◆ Items:
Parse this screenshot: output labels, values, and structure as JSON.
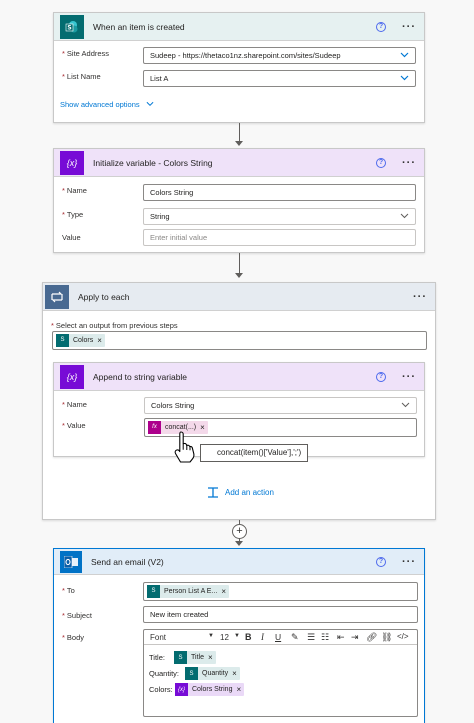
{
  "trigger": {
    "title": "When an item is created",
    "site_label": "Site Address",
    "site_value": "Sudeep - https://thetaco1nz.sharepoint.com/sites/Sudeep",
    "list_label": "List Name",
    "list_value": "List A",
    "advanced": "Show advanced options"
  },
  "init_var": {
    "title": "Initialize variable - Colors String",
    "name_label": "Name",
    "name_value": "Colors String",
    "type_label": "Type",
    "type_value": "String",
    "value_label": "Value",
    "value_placeholder": "Enter initial value"
  },
  "apply": {
    "title": "Apply to each",
    "select_label": "Select an output from previous steps",
    "token": "Colors",
    "add_action": "Add an action"
  },
  "append": {
    "title": "Append to string variable",
    "name_label": "Name",
    "name_value": "Colors String",
    "value_label": "Value",
    "token": "concat(...)",
    "tooltip": "concat(item()['Value'],';')"
  },
  "email": {
    "title": "Send an email (V2)",
    "to_label": "To",
    "to_token": "Person List A E...",
    "subject_label": "Subject",
    "subject_value": "New item created",
    "body_label": "Body",
    "font": "Font",
    "size": "12",
    "body_lines": [
      {
        "label": "Title:",
        "token": "Title"
      },
      {
        "label": "Quantity:",
        "token": "Quantity"
      },
      {
        "label": "Colors:",
        "token": "Colors String"
      }
    ]
  },
  "colors": {
    "sharepoint": "#036c70",
    "variable": "#770bd6",
    "loop": "#486991",
    "outlook": "#0072c6",
    "link": "#0078d4"
  }
}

◆ Given problem: Write out every line above exactly as it is, leaving out the pictures.

◆ Result of this task:
Parse this screenshot: output labels, values, and structure as JSON.
{
  "trigger": {
    "title": "When an item is created",
    "site_label": "Site Address",
    "site_value": "Sudeep - https://thetaco1nz.sharepoint.com/sites/Sudeep",
    "list_label": "List Name",
    "list_value": "List A",
    "advanced": "Show advanced options"
  },
  "init_var": {
    "title": "Initialize variable - Colors String",
    "name_label": "Name",
    "name_value": "Colors String",
    "type_label": "Type",
    "type_value": "String",
    "value_label": "Value",
    "value_placeholder": "Enter initial value"
  },
  "apply": {
    "title": "Apply to each",
    "select_label": "Select an output from previous steps",
    "token": "Colors",
    "add_action": "Add an action"
  },
  "append": {
    "title": "Append to string variable",
    "name_label": "Name",
    "name_value": "Colors String",
    "value_label": "Value",
    "token": "concat(...)",
    "tooltip": "concat(item()['Value'],';')"
  },
  "email": {
    "title": "Send an email (V2)",
    "to_label": "To",
    "to_token": "Person List A E...",
    "subject_label": "Subject",
    "subject_value": "New item created",
    "body_label": "Body",
    "font": "Font",
    "size": "12",
    "body_lines": [
      {
        "label": "Title:",
        "token": "Title"
      },
      {
        "label": "Quantity:",
        "token": "Quantity"
      },
      {
        "label": "Colors:",
        "token": "Colors String"
      }
    ]
  },
  "colors": {
    "sharepoint": "#036c70",
    "variable": "#770bd6",
    "loop": "#486991",
    "outlook": "#0072c6",
    "link": "#0078d4"
  }
}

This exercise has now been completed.